*Task material:*
_ _ _ _ _ _ _
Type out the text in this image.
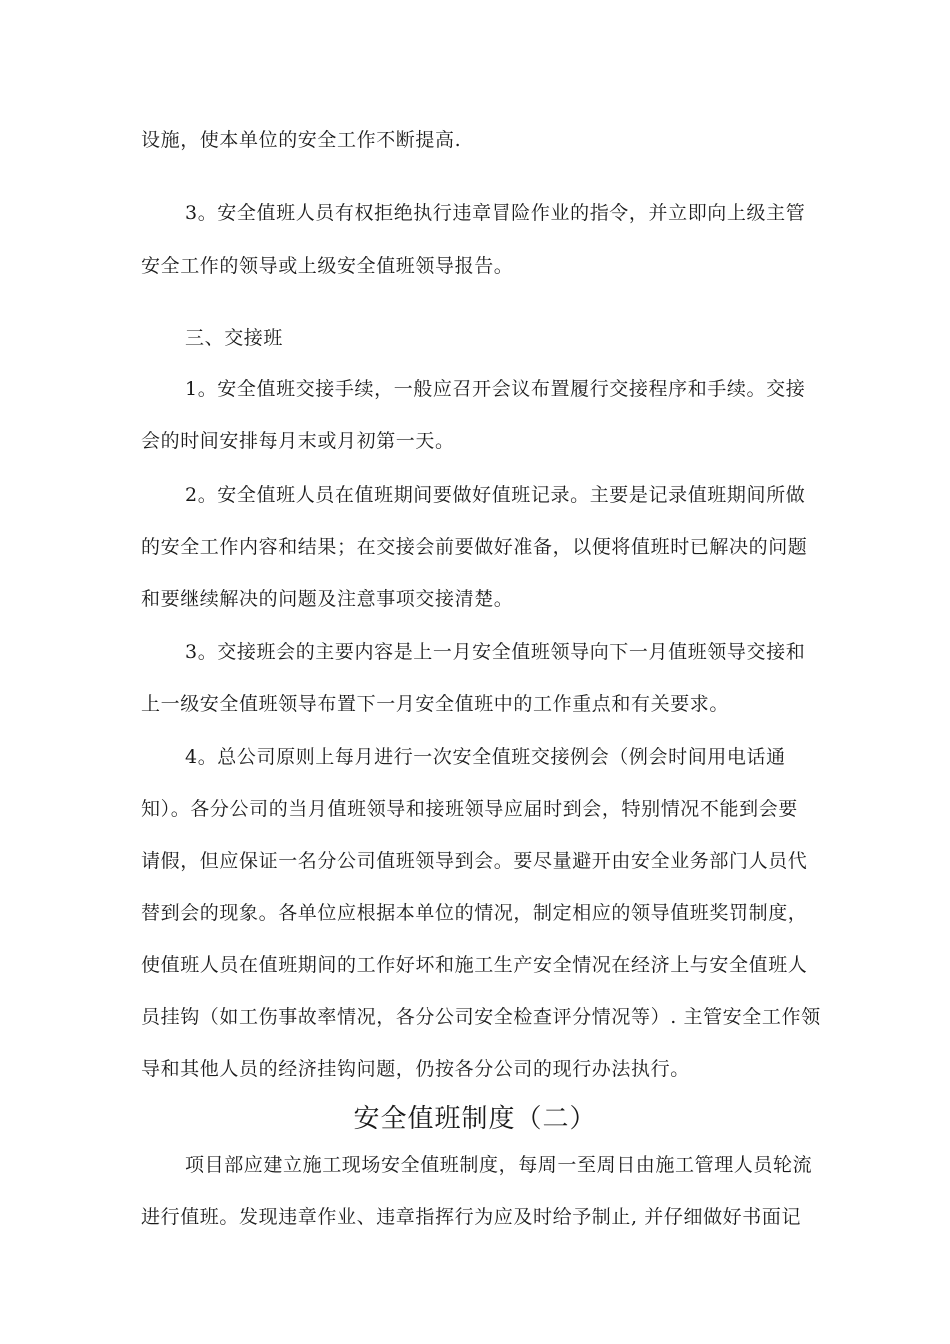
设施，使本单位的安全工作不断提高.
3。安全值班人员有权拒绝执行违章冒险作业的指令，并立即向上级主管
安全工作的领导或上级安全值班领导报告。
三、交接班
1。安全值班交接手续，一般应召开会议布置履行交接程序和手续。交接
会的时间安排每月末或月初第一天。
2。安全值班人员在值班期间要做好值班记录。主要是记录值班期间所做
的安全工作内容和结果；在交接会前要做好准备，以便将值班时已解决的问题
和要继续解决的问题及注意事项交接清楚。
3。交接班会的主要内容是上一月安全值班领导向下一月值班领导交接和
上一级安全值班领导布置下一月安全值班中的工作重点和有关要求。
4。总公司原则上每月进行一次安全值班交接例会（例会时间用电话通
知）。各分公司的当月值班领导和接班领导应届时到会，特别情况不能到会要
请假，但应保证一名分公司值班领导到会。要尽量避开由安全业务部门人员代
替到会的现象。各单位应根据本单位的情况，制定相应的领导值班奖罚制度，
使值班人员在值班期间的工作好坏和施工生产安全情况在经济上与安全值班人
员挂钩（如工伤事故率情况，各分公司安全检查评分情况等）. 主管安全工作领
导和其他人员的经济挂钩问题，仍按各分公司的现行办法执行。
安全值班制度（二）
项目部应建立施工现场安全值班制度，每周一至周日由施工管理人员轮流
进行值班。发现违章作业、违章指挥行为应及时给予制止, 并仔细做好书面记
_ _ _ _ _ _ _
*Written problem:* Each line above is to be copied verbatim. Drop any image from the copy.

*Exercise solution:*
Type out the text in this image.
设施，使本单位的安全工作不断提高.
3。安全值班人员有权拒绝执行违章冒险作业的指令，并立即向上级主管
安全工作的领导或上级安全值班领导报告。
三、交接班
1。安全值班交接手续，一般应召开会议布置履行交接程序和手续。交接
会的时间安排每月末或月初第一天。
2。安全值班人员在值班期间要做好值班记录。主要是记录值班期间所做
的安全工作内容和结果；在交接会前要做好准备，以便将值班时已解决的问题
和要继续解决的问题及注意事项交接清楚。
3。交接班会的主要内容是上一月安全值班领导向下一月值班领导交接和
上一级安全值班领导布置下一月安全值班中的工作重点和有关要求。
4。总公司原则上每月进行一次安全值班交接例会（例会时间用电话通
知）。各分公司的当月值班领导和接班领导应届时到会，特别情况不能到会要
请假，但应保证一名分公司值班领导到会。要尽量避开由安全业务部门人员代
替到会的现象。各单位应根据本单位的情况，制定相应的领导值班奖罚制度，
使值班人员在值班期间的工作好坏和施工生产安全情况在经济上与安全值班人
员挂钩（如工伤事故率情况，各分公司安全检查评分情况等）. 主管安全工作领
导和其他人员的经济挂钩问题，仍按各分公司的现行办法执行。
安全值班制度（二）
项目部应建立施工现场安全值班制度，每周一至周日由施工管理人员轮流
进行值班。发现违章作业、违章指挥行为应及时给予制止, 并仔细做好书面记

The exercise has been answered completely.